Bounding box annotations:
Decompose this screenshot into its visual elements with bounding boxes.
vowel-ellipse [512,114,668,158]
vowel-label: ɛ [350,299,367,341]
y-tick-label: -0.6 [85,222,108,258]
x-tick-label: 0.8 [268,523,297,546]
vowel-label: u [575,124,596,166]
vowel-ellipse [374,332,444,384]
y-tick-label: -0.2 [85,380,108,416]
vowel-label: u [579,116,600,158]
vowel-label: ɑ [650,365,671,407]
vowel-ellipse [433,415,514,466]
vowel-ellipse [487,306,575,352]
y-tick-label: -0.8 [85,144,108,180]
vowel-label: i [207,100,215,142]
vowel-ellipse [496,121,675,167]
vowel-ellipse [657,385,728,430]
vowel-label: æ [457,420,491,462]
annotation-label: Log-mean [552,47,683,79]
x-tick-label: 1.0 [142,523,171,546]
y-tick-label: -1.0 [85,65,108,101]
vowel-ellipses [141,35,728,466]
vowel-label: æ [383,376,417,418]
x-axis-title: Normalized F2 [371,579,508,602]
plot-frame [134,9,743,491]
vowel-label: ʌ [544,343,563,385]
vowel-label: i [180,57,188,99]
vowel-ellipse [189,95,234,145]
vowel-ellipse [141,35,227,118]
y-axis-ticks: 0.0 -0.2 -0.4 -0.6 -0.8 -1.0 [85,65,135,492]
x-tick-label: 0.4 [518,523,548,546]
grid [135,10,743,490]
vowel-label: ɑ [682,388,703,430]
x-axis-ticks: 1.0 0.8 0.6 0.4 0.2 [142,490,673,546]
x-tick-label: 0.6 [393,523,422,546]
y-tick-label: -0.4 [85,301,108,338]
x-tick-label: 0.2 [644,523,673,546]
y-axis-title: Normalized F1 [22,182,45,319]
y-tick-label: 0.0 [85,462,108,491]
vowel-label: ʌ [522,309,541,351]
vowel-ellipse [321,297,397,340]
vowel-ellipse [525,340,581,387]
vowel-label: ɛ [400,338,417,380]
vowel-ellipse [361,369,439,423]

WHAT TO DO: Reproduce every one of the lines above verbatim, with no changes.

TASK OUTPUT:
Decompose this screenshot into its visual elements with bounding boxes.
vowel-ellipse [512,114,668,158]
vowel-label: ɛ [350,299,367,341]
y-tick-label: -0.6 [85,222,108,258]
x-tick-label: 0.8 [268,523,297,546]
vowel-label: u [575,124,596,166]
vowel-ellipse [374,332,444,384]
y-tick-label: -0.2 [85,380,108,416]
vowel-label: u [579,116,600,158]
vowel-label: ɑ [650,365,671,407]
vowel-ellipse [433,415,514,466]
vowel-ellipse [487,306,575,352]
y-tick-label: -0.8 [85,144,108,180]
vowel-label: i [207,100,215,142]
vowel-ellipse [496,121,675,167]
vowel-ellipse [657,385,728,430]
vowel-label: æ [457,420,491,462]
annotation-label: Log-mean [552,47,683,79]
x-tick-label: 1.0 [142,523,171,546]
y-tick-label: -1.0 [85,65,108,101]
vowel-ellipses [141,35,728,466]
vowel-label: æ [383,376,417,418]
x-axis-title: Normalized F2 [371,579,508,602]
plot-frame [134,9,743,491]
vowel-label: ʌ [544,343,563,385]
vowel-label: i [180,57,188,99]
vowel-ellipse [189,95,234,145]
vowel-ellipse [141,35,227,118]
y-axis-ticks: 0.0 -0.2 -0.4 -0.6 -0.8 -1.0 [85,65,135,492]
x-tick-label: 0.4 [518,523,548,546]
grid [135,10,743,490]
vowel-label: ɑ [682,388,703,430]
x-axis-ticks: 1.0 0.8 0.6 0.4 0.2 [142,490,673,546]
x-tick-label: 0.6 [393,523,422,546]
y-tick-label: -0.4 [85,301,108,338]
x-tick-label: 0.2 [644,523,673,546]
y-axis-title: Normalized F1 [22,182,45,319]
y-tick-label: 0.0 [85,462,108,491]
vowel-label: ʌ [522,309,541,351]
vowel-ellipse [321,297,397,340]
vowel-ellipse [525,340,581,387]
vowel-label: ɛ [400,338,417,380]
vowel-ellipse [361,369,439,423]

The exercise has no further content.